───── Material

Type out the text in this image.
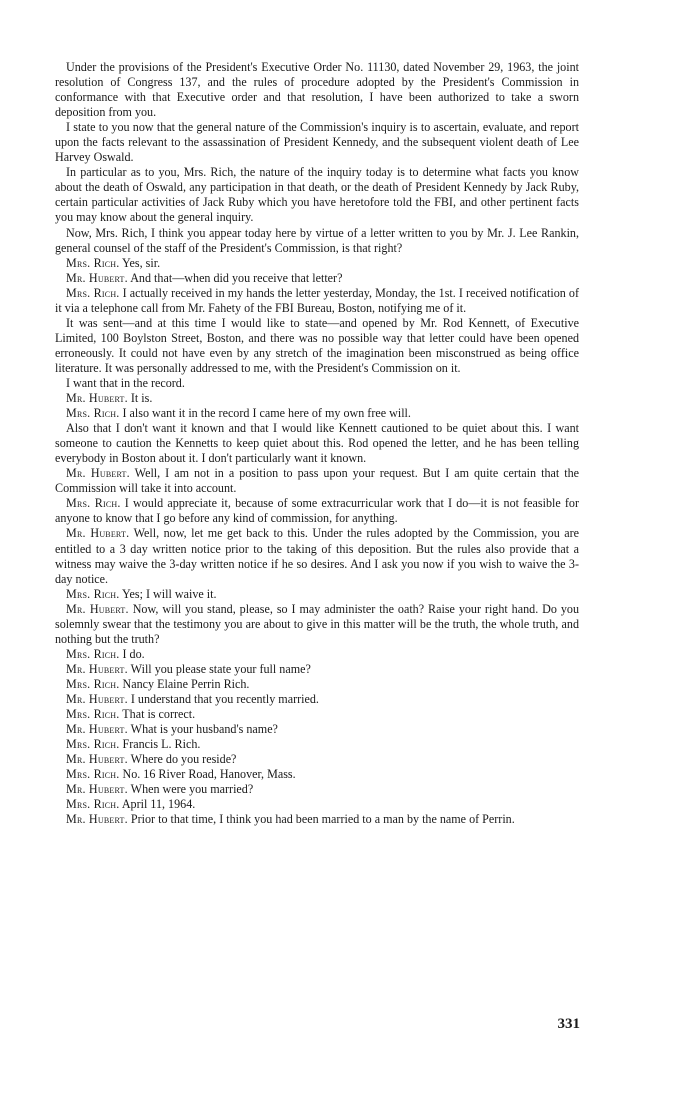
Under the provisions of the President's Executive Order No. 11130, dated November 29, 1963, the joint resolution of Congress 137, and the rules of procedure adopted by the President's Commission in conformance with that Executive order and that resolution, I have been authorized to take a sworn deposition from you.

I state to you now that the general nature of the Commission's inquiry is to ascertain, evaluate, and report upon the facts relevant to the assassination of President Kennedy, and the subsequent violent death of Lee Harvey Oswald.

In particular as to you, Mrs. Rich, the nature of the inquiry today is to determine what facts you know about the death of Oswald, any participation in that death, or the death of President Kennedy by Jack Ruby, certain particular activities of Jack Ruby which you have heretofore told the FBI, and other pertinent facts you may know about the general inquiry.

Now, Mrs. Rich, I think you appear today here by virtue of a letter written to you by Mr. J. Lee Rankin, general counsel of the staff of the President's Commission, is that right?

Mrs. Rich. Yes, sir.

Mr. Hubert. And that—when did you receive that letter?

Mrs. Rich. I actually received in my hands the letter yesterday, Monday, the 1st. I received notification of it via a telephone call from Mr. Fahety of the FBI Bureau, Boston, notifying me of it.

It was sent—and at this time I would like to state—and opened by Mr. Rod Kennett, of Executive Limited, 100 Boylston Street, Boston, and there was no possible way that letter could have been opened erroneously. It could not have even by any stretch of the imagination been misconstrued as being office literature. It was personally addressed to me, with the President's Commission on it.

I want that in the record.

Mr. Hubert. It is.

Mrs. Rich. I also want it in the record I came here of my own free will.

Also that I don't want it known and that I would like Kennett cautioned to be quiet about this. I want someone to caution the Kennetts to keep quiet about this. Rod opened the letter, and he has been telling everybody in Boston about it. I don't particularly want it known.

Mr. Hubert. Well, I am not in a position to pass upon your request. But I am quite certain that the Commission will take it into account.

Mrs. Rich. I would appreciate it, because of some extracurricular work that I do—it is not feasible for anyone to know that I go before any kind of commission, for anything.

Mr. Hubert. Well, now, let me get back to this. Under the rules adopted by the Commission, you are entitled to a 3 day written notice prior to the taking of this deposition. But the rules also provide that a witness may waive the 3-day written notice if he so desires. And I ask you now if you wish to waive the 3-day notice.

Mrs. Rich. Yes; I will waive it.

Mr. Hubert. Now, will you stand, please, so I may administer the oath? Raise your right hand. Do you solemnly swear that the testimony you are about to give in this matter will be the truth, the whole truth, and nothing but the truth?

Mrs. Rich. I do.

Mr. Hubert. Will you please state your full name?

Mrs. Rich. Nancy Elaine Perrin Rich.

Mr. Hubert. I understand that you recently married.

Mrs. Rich. That is correct.

Mr. Hubert. What is your husband's name?

Mrs. Rich. Francis L. Rich.

Mr. Hubert. Where do you reside?

Mrs. Rich. No. 16 River Road, Hanover, Mass.

Mr. Hubert. When were you married?

Mrs. Rich. April 11, 1964.

Mr. Hubert. Prior to that time, I think you had been married to a man by the name of Perrin.

331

──────────

**What you need to do:** Pictures are excluded; repeat every record exactly.

**Reply to the task:**
Type out the text in this image.
Under the provisions of the President's Executive Order No. 11130, dated November 29, 1963, the joint resolution of Congress 137, and the rules of procedure adopted by the President's Commission in conformance with that Executive order and that resolution, I have been authorized to take a sworn deposition from you.

I state to you now that the general nature of the Commission's inquiry is to ascertain, evaluate, and report upon the facts relevant to the assassination of President Kennedy, and the subsequent violent death of Lee Harvey Oswald.

In particular as to you, Mrs. Rich, the nature of the inquiry today is to determine what facts you know about the death of Oswald, any participation in that death, or the death of President Kennedy by Jack Ruby, certain particular activities of Jack Ruby which you have heretofore told the FBI, and other pertinent facts you may know about the general inquiry.

Now, Mrs. Rich, I think you appear today here by virtue of a letter written to you by Mr. J. Lee Rankin, general counsel of the staff of the President's Commission, is that right?

Mrs. Rich. Yes, sir.

Mr. Hubert. And that—when did you receive that letter?

Mrs. Rich. I actually received in my hands the letter yesterday, Monday, the 1st. I received notification of it via a telephone call from Mr. Fahety of the FBI Bureau, Boston, notifying me of it.

It was sent—and at this time I would like to state—and opened by Mr. Rod Kennett, of Executive Limited, 100 Boylston Street, Boston, and there was no possible way that letter could have been opened erroneously. It could not have even by any stretch of the imagination been misconstrued as being office literature. It was personally addressed to me, with the President's Commission on it.

I want that in the record.

Mr. Hubert. It is.

Mrs. Rich. I also want it in the record I came here of my own free will.

Also that I don't want it known and that I would like Kennett cautioned to be quiet about this. I want someone to caution the Kennetts to keep quiet about this. Rod opened the letter, and he has been telling everybody in Boston about it. I don't particularly want it known.

Mr. Hubert. Well, I am not in a position to pass upon your request. But I am quite certain that the Commission will take it into account.

Mrs. Rich. I would appreciate it, because of some extracurricular work that I do—it is not feasible for anyone to know that I go before any kind of commission, for anything.

Mr. Hubert. Well, now, let me get back to this. Under the rules adopted by the Commission, you are entitled to a 3 day written notice prior to the taking of this deposition. But the rules also provide that a witness may waive the 3-day written notice if he so desires. And I ask you now if you wish to waive the 3-day notice.

Mrs. Rich. Yes; I will waive it.

Mr. Hubert. Now, will you stand, please, so I may administer the oath? Raise your right hand. Do you solemnly swear that the testimony you are about to give in this matter will be the truth, the whole truth, and nothing but the truth?

Mrs. Rich. I do.

Mr. Hubert. Will you please state your full name?

Mrs. Rich. Nancy Elaine Perrin Rich.

Mr. Hubert. I understand that you recently married.

Mrs. Rich. That is correct.

Mr. Hubert. What is your husband's name?

Mrs. Rich. Francis L. Rich.

Mr. Hubert. Where do you reside?

Mrs. Rich. No. 16 River Road, Hanover, Mass.

Mr. Hubert. When were you married?

Mrs. Rich. April 11, 1964.

Mr. Hubert. Prior to that time, I think you had been married to a man by the name of Perrin.

331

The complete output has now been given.